**Görev tanımı**
Aşağıdaki kayıtlarda yer alan bütün satırları kelimesi kelimesine yeniden yazar mısın? Resimleri yanıtına alma.

Bir sayfa düzeni etiketleme kümesinden alıntılar
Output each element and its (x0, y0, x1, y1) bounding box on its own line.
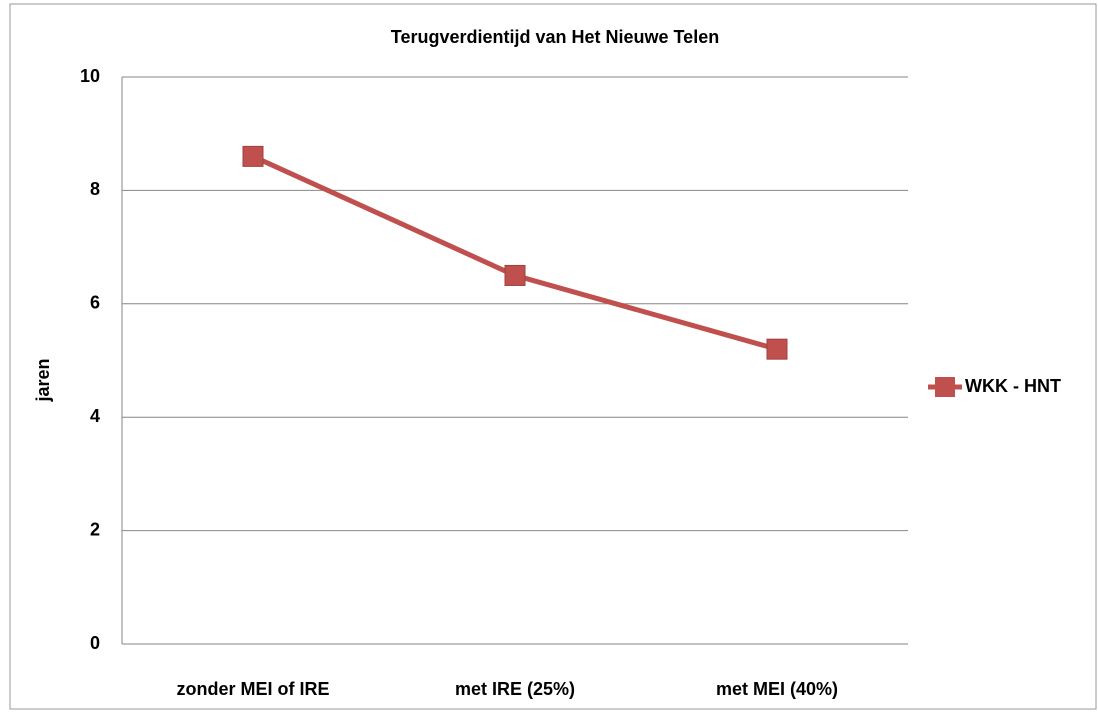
x-tick-label: met MEI (40%) (716, 679, 838, 699)
y-axis-label: jaren (33, 358, 53, 402)
x-tick-label: zonder MEI of IRE (177, 679, 330, 699)
y-tick-label: 8 (90, 179, 100, 199)
marker (242, 145, 264, 167)
y-tick-label: 0 (90, 633, 100, 653)
y-tick-label: 6 (90, 293, 100, 313)
chart-border (9, 3, 1097, 710)
marker (766, 338, 788, 360)
legend-label: WKK - HNT (965, 376, 1061, 396)
y-tick-label: 10 (80, 66, 100, 86)
legend-marker (935, 377, 955, 397)
y-tick-label: 4 (90, 406, 100, 426)
y-tick-label: 2 (90, 519, 100, 539)
chart-title: Terugverdientijd van Het Nieuwe Telen (391, 27, 719, 47)
marker (504, 264, 526, 286)
x-tick-label: met IRE (25%) (455, 679, 575, 699)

**Tam yanıt**
Output each element and its (x0, y0, x1, y1) bounding box on its own line.
x-tick-label: met MEI (40%) (716, 679, 838, 699)
y-axis-label: jaren (33, 358, 53, 402)
x-tick-label: zonder MEI of IRE (177, 679, 330, 699)
y-tick-label: 8 (90, 179, 100, 199)
marker (242, 145, 264, 167)
y-tick-label: 0 (90, 633, 100, 653)
y-tick-label: 6 (90, 293, 100, 313)
chart-border (9, 3, 1097, 710)
marker (766, 338, 788, 360)
legend-label: WKK - HNT (965, 376, 1061, 396)
y-tick-label: 10 (80, 66, 100, 86)
legend-marker (935, 377, 955, 397)
y-tick-label: 4 (90, 406, 100, 426)
y-tick-label: 2 (90, 519, 100, 539)
chart-title: Terugverdientijd van Het Nieuwe Telen (391, 27, 719, 47)
marker (504, 264, 526, 286)
x-tick-label: met IRE (25%) (455, 679, 575, 699)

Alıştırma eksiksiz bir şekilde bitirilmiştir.